# TASK DIRECTIONS
Please list all lines of the material below in which the string "Blog" occurs.

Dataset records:
==*==

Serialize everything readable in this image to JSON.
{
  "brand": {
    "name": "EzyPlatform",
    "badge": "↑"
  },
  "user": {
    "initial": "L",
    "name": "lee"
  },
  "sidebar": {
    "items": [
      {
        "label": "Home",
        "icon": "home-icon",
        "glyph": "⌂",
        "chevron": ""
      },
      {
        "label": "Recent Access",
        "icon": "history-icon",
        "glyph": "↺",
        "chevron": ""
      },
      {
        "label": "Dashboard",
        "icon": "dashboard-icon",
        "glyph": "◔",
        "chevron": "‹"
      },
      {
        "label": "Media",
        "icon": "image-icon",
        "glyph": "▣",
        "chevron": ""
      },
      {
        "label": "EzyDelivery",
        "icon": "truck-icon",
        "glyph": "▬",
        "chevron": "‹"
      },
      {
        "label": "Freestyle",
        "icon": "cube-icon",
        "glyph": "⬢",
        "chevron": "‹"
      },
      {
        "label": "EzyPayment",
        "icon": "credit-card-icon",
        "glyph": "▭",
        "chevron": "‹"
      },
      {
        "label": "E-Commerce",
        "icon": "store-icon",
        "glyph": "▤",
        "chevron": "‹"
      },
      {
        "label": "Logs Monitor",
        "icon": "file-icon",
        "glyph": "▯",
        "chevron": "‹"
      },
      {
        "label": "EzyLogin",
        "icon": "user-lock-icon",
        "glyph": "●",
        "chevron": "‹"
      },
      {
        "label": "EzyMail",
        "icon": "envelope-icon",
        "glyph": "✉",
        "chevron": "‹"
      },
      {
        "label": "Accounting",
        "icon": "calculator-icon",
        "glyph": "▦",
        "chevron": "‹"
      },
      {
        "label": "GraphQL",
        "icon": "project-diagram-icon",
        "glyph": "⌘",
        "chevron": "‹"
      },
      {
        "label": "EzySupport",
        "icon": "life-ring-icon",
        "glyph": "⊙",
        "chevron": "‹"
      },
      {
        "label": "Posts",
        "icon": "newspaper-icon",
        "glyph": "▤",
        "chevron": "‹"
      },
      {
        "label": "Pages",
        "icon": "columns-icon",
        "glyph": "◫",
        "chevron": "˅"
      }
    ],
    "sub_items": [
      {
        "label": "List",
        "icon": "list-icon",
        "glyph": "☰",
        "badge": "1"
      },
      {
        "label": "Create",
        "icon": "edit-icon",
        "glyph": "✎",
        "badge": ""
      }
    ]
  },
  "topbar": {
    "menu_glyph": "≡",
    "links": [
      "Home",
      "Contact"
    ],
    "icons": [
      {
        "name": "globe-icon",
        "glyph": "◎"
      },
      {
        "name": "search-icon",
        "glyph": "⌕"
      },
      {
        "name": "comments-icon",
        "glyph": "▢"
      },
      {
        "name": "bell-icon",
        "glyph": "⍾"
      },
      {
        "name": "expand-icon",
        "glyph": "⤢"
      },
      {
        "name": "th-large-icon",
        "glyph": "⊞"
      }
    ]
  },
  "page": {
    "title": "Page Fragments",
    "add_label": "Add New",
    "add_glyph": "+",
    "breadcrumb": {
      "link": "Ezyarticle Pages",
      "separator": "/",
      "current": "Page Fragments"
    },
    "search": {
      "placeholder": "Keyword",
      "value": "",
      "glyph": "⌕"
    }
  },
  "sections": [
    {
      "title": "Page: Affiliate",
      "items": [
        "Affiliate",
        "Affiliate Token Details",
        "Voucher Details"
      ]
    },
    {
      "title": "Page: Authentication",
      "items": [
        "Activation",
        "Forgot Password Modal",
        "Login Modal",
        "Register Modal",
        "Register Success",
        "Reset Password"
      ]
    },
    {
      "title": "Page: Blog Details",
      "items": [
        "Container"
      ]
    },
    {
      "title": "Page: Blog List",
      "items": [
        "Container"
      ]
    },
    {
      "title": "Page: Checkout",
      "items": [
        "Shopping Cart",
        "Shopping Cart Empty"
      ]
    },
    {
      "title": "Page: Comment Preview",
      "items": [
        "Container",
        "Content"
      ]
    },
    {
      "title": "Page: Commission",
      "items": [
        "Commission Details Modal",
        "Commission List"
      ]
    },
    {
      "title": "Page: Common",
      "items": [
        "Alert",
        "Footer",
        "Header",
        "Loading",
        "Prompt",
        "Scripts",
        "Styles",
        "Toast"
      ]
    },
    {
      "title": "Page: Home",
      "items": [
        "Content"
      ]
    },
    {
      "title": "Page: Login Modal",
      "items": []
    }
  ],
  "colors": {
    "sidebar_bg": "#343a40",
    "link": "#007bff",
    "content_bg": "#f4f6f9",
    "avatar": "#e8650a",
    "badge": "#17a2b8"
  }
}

==*==

# TASK OUTPUT
      "title": "Page: Blog Details",
      "title": "Page: Blog List",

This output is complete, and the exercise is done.